# STORED ROWS start
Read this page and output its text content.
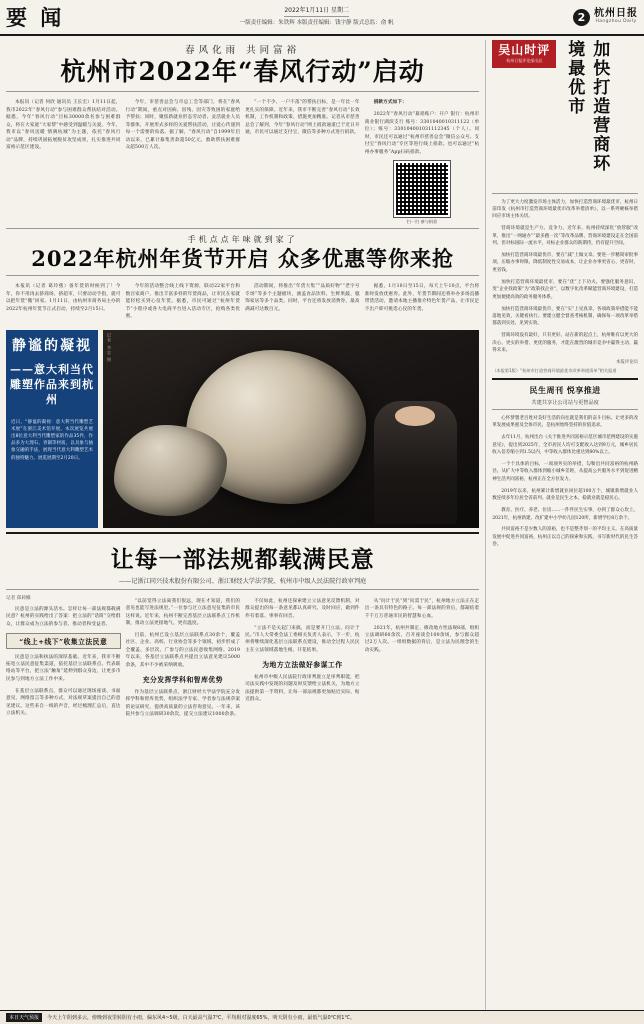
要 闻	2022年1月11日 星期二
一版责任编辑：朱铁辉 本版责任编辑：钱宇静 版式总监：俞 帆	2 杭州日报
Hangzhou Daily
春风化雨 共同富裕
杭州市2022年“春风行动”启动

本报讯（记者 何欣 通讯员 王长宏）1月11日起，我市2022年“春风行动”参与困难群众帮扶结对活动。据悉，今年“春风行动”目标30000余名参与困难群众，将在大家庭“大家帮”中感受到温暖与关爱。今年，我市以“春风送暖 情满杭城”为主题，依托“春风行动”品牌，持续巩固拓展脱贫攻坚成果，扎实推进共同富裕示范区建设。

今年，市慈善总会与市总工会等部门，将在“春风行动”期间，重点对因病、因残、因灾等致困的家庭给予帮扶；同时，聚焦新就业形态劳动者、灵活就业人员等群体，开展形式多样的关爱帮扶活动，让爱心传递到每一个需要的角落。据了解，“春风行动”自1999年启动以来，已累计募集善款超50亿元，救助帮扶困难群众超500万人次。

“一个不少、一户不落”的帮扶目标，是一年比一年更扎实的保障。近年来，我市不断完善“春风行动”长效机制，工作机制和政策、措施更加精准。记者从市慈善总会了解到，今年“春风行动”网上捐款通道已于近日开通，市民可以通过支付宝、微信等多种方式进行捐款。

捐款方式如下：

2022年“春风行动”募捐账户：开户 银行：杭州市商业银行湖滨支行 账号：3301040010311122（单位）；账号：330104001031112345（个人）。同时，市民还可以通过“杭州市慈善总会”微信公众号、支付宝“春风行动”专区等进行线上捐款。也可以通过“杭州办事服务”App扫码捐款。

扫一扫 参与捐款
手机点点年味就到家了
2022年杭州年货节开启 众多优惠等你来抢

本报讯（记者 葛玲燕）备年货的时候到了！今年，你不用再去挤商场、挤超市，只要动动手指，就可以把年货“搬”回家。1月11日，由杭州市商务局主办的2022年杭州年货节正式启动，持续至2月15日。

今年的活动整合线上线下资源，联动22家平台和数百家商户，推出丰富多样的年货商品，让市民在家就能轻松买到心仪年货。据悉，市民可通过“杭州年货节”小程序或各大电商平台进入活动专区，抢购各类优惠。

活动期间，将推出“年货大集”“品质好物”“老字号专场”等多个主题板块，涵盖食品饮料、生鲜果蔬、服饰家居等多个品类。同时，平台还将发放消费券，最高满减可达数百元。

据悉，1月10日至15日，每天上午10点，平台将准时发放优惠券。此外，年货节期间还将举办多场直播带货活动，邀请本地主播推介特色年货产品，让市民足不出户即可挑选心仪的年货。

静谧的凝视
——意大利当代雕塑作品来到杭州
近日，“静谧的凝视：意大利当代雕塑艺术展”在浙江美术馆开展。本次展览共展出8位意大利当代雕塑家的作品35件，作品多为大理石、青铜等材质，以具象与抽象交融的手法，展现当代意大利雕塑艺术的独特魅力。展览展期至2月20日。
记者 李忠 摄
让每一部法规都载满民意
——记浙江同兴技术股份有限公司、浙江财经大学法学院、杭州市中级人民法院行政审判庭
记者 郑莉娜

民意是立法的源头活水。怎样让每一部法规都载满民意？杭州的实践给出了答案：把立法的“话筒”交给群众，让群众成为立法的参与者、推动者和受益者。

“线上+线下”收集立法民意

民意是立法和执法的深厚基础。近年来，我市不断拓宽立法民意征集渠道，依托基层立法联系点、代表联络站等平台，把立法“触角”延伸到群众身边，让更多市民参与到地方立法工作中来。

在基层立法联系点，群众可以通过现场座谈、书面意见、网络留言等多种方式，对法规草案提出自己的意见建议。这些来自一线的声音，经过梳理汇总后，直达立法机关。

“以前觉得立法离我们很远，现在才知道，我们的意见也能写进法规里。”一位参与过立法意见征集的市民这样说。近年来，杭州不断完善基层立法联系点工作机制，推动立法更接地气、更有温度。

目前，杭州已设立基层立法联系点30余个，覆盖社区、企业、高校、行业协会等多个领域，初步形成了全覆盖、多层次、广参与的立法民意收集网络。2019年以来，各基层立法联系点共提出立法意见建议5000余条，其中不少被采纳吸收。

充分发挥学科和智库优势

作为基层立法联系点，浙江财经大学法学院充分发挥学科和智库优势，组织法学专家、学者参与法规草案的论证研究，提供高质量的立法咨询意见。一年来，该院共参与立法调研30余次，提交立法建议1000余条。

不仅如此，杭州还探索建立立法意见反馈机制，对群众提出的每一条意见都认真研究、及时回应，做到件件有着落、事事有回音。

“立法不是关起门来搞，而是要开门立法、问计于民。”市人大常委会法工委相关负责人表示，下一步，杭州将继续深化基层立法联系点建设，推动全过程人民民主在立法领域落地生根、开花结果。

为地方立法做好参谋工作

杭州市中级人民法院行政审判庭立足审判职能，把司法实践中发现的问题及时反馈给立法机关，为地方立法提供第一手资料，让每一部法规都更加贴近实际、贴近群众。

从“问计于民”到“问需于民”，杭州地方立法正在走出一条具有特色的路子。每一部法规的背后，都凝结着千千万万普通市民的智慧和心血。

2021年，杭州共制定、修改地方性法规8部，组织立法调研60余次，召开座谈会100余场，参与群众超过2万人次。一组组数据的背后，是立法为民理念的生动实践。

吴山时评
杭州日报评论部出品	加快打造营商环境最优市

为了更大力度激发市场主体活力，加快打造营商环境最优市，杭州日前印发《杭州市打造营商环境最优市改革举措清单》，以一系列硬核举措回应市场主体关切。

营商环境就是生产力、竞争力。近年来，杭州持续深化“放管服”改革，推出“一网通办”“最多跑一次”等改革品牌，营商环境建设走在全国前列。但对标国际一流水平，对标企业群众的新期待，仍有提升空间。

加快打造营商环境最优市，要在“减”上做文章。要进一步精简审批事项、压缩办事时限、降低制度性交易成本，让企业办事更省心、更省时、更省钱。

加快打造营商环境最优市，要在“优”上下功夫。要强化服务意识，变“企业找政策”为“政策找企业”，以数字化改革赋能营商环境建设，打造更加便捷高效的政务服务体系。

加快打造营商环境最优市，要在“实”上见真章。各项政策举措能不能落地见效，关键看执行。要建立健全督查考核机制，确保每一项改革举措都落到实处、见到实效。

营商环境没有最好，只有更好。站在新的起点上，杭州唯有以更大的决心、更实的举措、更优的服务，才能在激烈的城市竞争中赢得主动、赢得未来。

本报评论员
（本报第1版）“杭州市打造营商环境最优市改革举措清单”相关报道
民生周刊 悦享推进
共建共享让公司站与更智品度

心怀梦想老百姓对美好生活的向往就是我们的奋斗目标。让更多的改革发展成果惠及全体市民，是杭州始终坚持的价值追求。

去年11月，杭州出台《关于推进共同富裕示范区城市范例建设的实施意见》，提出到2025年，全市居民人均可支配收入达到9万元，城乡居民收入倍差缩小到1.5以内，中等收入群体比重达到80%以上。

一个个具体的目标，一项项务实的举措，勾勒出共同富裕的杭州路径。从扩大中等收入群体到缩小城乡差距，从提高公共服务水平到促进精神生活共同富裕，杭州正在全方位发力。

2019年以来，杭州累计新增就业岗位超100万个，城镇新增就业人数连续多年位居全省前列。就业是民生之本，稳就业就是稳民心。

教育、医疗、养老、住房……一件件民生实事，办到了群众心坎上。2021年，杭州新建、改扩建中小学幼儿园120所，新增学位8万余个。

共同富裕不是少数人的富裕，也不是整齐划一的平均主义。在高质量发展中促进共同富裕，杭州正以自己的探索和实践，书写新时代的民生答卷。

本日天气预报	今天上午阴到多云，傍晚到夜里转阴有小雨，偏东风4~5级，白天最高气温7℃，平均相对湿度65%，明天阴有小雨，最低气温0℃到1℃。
# STORED ROWS end
# STORED ROWS start
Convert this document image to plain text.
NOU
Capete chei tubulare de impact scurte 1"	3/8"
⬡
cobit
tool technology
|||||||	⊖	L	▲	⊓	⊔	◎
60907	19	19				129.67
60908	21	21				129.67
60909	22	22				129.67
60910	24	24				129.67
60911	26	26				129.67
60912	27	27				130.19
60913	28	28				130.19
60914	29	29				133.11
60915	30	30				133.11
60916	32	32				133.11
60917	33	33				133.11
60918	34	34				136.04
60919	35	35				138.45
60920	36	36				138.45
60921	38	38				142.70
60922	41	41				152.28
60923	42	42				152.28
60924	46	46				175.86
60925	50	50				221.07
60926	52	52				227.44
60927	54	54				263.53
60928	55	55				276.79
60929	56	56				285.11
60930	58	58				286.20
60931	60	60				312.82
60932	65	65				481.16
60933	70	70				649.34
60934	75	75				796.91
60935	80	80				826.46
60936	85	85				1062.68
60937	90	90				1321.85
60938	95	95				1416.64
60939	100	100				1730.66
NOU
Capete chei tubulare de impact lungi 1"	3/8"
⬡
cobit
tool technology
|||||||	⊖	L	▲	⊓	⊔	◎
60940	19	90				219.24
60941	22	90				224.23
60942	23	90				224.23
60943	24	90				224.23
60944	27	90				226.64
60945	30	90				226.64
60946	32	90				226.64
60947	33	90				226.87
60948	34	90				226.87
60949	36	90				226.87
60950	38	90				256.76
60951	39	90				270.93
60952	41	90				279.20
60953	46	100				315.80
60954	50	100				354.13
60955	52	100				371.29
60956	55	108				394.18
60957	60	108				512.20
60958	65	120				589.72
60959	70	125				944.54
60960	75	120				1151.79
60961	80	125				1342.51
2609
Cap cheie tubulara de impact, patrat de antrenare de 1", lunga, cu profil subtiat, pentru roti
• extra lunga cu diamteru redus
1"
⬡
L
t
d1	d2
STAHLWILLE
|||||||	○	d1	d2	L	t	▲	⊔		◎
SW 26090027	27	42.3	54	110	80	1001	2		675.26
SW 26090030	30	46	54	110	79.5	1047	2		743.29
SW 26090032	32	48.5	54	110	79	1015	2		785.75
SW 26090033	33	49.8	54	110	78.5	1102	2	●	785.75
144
# STORED ROWS end
Give the count of lines holding the word "lunga", with no other words.

◆ ANSWER FOR THE TASK: 2